Requirement:
Report every line of the records that contains the string "note".

Collected data:
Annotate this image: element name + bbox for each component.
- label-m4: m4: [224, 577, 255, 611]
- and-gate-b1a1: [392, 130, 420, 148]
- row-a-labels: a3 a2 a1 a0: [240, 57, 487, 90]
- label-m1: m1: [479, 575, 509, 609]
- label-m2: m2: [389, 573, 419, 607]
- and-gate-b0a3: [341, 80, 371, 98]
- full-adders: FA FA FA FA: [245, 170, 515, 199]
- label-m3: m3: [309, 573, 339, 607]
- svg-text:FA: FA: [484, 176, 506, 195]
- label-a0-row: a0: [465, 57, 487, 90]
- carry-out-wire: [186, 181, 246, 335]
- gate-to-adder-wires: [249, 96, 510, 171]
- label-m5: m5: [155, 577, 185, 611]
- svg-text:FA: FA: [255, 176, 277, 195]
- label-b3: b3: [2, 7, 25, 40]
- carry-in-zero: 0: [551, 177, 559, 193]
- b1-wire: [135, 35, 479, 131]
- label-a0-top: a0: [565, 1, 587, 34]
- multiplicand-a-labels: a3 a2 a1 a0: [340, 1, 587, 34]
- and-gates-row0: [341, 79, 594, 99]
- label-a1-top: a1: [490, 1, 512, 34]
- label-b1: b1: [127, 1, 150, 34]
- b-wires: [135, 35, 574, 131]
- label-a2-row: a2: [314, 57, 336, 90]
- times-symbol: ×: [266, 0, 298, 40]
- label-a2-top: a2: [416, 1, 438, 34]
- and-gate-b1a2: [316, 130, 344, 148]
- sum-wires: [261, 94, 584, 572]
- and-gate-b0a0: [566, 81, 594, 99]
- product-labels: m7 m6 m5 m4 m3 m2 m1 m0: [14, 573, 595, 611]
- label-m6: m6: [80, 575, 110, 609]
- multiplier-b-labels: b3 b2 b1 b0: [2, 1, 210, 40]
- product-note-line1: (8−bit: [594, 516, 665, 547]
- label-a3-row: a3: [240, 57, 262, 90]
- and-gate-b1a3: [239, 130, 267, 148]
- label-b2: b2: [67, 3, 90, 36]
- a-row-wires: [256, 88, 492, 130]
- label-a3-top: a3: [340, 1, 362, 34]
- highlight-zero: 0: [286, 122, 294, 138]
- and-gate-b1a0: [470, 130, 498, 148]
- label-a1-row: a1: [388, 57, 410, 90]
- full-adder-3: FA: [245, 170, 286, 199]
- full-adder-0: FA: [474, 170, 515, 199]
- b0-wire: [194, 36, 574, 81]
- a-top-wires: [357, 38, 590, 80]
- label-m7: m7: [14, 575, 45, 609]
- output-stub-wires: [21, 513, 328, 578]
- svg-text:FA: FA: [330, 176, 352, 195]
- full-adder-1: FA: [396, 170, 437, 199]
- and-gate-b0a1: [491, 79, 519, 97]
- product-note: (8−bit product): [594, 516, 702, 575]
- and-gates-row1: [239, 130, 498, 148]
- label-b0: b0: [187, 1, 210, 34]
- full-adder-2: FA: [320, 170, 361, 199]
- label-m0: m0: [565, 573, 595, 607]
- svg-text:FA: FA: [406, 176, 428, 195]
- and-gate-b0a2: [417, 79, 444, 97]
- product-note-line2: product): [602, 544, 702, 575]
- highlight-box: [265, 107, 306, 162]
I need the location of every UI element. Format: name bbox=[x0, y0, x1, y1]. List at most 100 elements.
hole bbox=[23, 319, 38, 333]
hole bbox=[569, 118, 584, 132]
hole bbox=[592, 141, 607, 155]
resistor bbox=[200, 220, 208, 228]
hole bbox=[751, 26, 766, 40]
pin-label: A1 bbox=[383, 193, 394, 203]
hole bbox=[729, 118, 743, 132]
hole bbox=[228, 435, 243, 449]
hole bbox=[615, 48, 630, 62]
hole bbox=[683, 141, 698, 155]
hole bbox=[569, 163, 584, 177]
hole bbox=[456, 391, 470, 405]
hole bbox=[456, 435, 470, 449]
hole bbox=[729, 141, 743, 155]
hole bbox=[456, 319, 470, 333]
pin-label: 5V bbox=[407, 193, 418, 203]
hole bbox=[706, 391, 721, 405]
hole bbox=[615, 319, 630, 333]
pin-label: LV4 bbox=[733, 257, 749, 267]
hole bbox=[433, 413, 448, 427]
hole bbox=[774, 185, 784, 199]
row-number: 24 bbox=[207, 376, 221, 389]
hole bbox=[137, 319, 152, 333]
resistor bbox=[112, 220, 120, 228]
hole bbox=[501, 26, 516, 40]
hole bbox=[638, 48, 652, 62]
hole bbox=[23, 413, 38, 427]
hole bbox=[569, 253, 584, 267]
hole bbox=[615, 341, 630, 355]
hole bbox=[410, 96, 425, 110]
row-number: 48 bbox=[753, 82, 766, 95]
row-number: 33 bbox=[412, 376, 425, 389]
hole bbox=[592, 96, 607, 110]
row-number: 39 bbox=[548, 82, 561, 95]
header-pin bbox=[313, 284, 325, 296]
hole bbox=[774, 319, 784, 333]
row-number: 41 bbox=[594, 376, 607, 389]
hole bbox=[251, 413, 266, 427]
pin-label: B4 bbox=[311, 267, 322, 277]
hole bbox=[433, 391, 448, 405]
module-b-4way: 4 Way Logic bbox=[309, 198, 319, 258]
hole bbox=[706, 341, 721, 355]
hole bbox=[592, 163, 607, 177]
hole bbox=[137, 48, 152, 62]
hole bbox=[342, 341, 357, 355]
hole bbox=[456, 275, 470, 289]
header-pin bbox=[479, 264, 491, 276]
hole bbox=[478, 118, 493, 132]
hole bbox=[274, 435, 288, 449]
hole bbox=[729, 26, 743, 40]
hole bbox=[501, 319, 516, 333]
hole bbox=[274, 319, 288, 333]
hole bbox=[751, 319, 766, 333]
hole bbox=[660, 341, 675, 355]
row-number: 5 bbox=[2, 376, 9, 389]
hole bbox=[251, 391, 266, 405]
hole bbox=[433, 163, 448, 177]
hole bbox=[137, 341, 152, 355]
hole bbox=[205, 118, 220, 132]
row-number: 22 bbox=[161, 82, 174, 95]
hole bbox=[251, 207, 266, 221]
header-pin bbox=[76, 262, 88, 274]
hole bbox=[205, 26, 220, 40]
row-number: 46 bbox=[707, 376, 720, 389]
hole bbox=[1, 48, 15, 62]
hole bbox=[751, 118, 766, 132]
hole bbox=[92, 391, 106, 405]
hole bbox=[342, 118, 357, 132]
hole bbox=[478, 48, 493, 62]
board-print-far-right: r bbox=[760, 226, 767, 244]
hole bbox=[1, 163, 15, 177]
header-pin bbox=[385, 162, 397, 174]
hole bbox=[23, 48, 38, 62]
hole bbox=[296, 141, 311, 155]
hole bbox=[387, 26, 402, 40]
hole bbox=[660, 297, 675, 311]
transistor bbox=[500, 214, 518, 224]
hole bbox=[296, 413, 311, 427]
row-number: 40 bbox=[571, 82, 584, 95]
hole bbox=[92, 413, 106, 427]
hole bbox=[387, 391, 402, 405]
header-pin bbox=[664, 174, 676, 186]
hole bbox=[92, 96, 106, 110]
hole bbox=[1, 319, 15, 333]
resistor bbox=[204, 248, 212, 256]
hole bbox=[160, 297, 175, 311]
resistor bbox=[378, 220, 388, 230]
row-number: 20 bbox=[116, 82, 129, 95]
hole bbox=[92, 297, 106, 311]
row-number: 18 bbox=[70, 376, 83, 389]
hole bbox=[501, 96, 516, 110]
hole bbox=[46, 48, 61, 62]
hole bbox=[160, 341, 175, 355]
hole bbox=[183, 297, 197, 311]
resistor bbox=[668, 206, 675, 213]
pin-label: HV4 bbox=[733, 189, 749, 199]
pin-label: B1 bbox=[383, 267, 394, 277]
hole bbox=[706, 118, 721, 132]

Complete answer:
- product-note-line1: (8−bit: [594, 516, 665, 547]
- product-note: (8−bit product): [594, 516, 702, 575]
- product-note-line2: product): [602, 544, 702, 575]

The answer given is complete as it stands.